## What is required
Where a picture shows up in the listing below, omit it and output the rest exactly.

## Task inputs
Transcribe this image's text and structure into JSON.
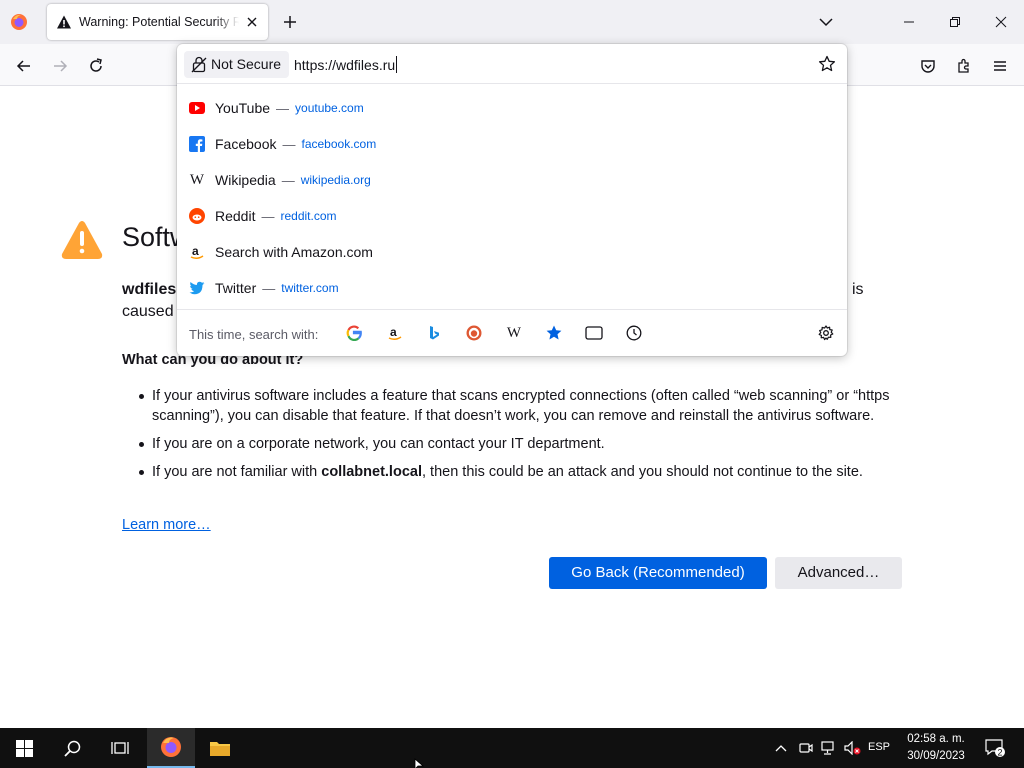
{
  "tab": {
    "title": "Warning: Potential Security Risk Ahead"
  },
  "urlbar": {
    "security_label": "Not Secure",
    "value": "https://wdfiles.ru",
    "results": [
      {
        "title": "YouTube",
        "sep": "—",
        "url": "youtube.com",
        "icon": "youtube-icon"
      },
      {
        "title": "Facebook",
        "sep": "—",
        "url": "facebook.com",
        "icon": "facebook-icon"
      },
      {
        "title": "Wikipedia",
        "sep": "—",
        "url": "wikipedia.org",
        "icon": "wikipedia-icon"
      },
      {
        "title": "Reddit",
        "sep": "—",
        "url": "reddit.com",
        "icon": "reddit-icon"
      },
      {
        "title": "Search with Amazon.com",
        "sep": "",
        "url": "",
        "icon": "amazon-icon"
      },
      {
        "title": "Twitter",
        "sep": "—",
        "url": "twitter.com",
        "icon": "twitter-icon"
      }
    ],
    "oneoff_label": "This time, search with:",
    "engines": [
      "google-icon",
      "amazon-icon",
      "bing-icon",
      "duckduckgo-icon",
      "wikipedia-icon",
      "bookmarks-icon",
      "tabs-icon",
      "history-icon"
    ]
  },
  "page": {
    "title_visible": "Softw",
    "intro_start": "wdfiles",
    "intro_line2": "caused",
    "intro_tail": "is",
    "what_heading": "What can you do about it?",
    "bullet1": "If your antivirus software includes a feature that scans encrypted connections (often called “web scanning” or “https scanning”), you can disable that feature. If that doesn’t work, you can remove and reinstall the antivirus software.",
    "bullet2": "If you are on a corporate network, you can contact your IT department.",
    "bullet3_pre": "If you are not familiar with ",
    "bullet3_bold": "collabnet.local",
    "bullet3_post": ", then this could be an attack and you should not continue to the site.",
    "learn_more": "Learn more…",
    "go_back": "Go Back (Recommended)",
    "advanced": "Advanced…"
  },
  "taskbar": {
    "language": "ESP",
    "time": "02:58 a. m.",
    "date": "30/09/2023",
    "notifications": "2"
  },
  "colors": {
    "accent": "#0061e0",
    "warning": "#ffa436",
    "taskbar": "#101010"
  }
}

## Task solution
Transcribe this image's text and structure into JSON.
{
  "tab": {
    "title": "Warning: Potential Security Risk Ahead"
  },
  "urlbar": {
    "security_label": "Not Secure",
    "value": "https://wdfiles.ru",
    "results": [
      {
        "title": "YouTube",
        "sep": "—",
        "url": "youtube.com",
        "icon": "youtube-icon"
      },
      {
        "title": "Facebook",
        "sep": "—",
        "url": "facebook.com",
        "icon": "facebook-icon"
      },
      {
        "title": "Wikipedia",
        "sep": "—",
        "url": "wikipedia.org",
        "icon": "wikipedia-icon"
      },
      {
        "title": "Reddit",
        "sep": "—",
        "url": "reddit.com",
        "icon": "reddit-icon"
      },
      {
        "title": "Search with Amazon.com",
        "sep": "",
        "url": "",
        "icon": "amazon-icon"
      },
      {
        "title": "Twitter",
        "sep": "—",
        "url": "twitter.com",
        "icon": "twitter-icon"
      }
    ],
    "oneoff_label": "This time, search with:",
    "engines": [
      "google-icon",
      "amazon-icon",
      "bing-icon",
      "duckduckgo-icon",
      "wikipedia-icon",
      "bookmarks-icon",
      "tabs-icon",
      "history-icon"
    ]
  },
  "page": {
    "title_visible": "Softw",
    "intro_start": "wdfiles",
    "intro_line2": "caused",
    "intro_tail": "is",
    "what_heading": "What can you do about it?",
    "bullet1": "If your antivirus software includes a feature that scans encrypted connections (often called “web scanning” or “https scanning”), you can disable that feature. If that doesn’t work, you can remove and reinstall the antivirus software.",
    "bullet2": "If you are on a corporate network, you can contact your IT department.",
    "bullet3_pre": "If you are not familiar with ",
    "bullet3_bold": "collabnet.local",
    "bullet3_post": ", then this could be an attack and you should not continue to the site.",
    "learn_more": "Learn more…",
    "go_back": "Go Back (Recommended)",
    "advanced": "Advanced…"
  },
  "taskbar": {
    "language": "ESP",
    "time": "02:58 a. m.",
    "date": "30/09/2023",
    "notifications": "2"
  },
  "colors": {
    "accent": "#0061e0",
    "warning": "#ffa436",
    "taskbar": "#101010"
  }
}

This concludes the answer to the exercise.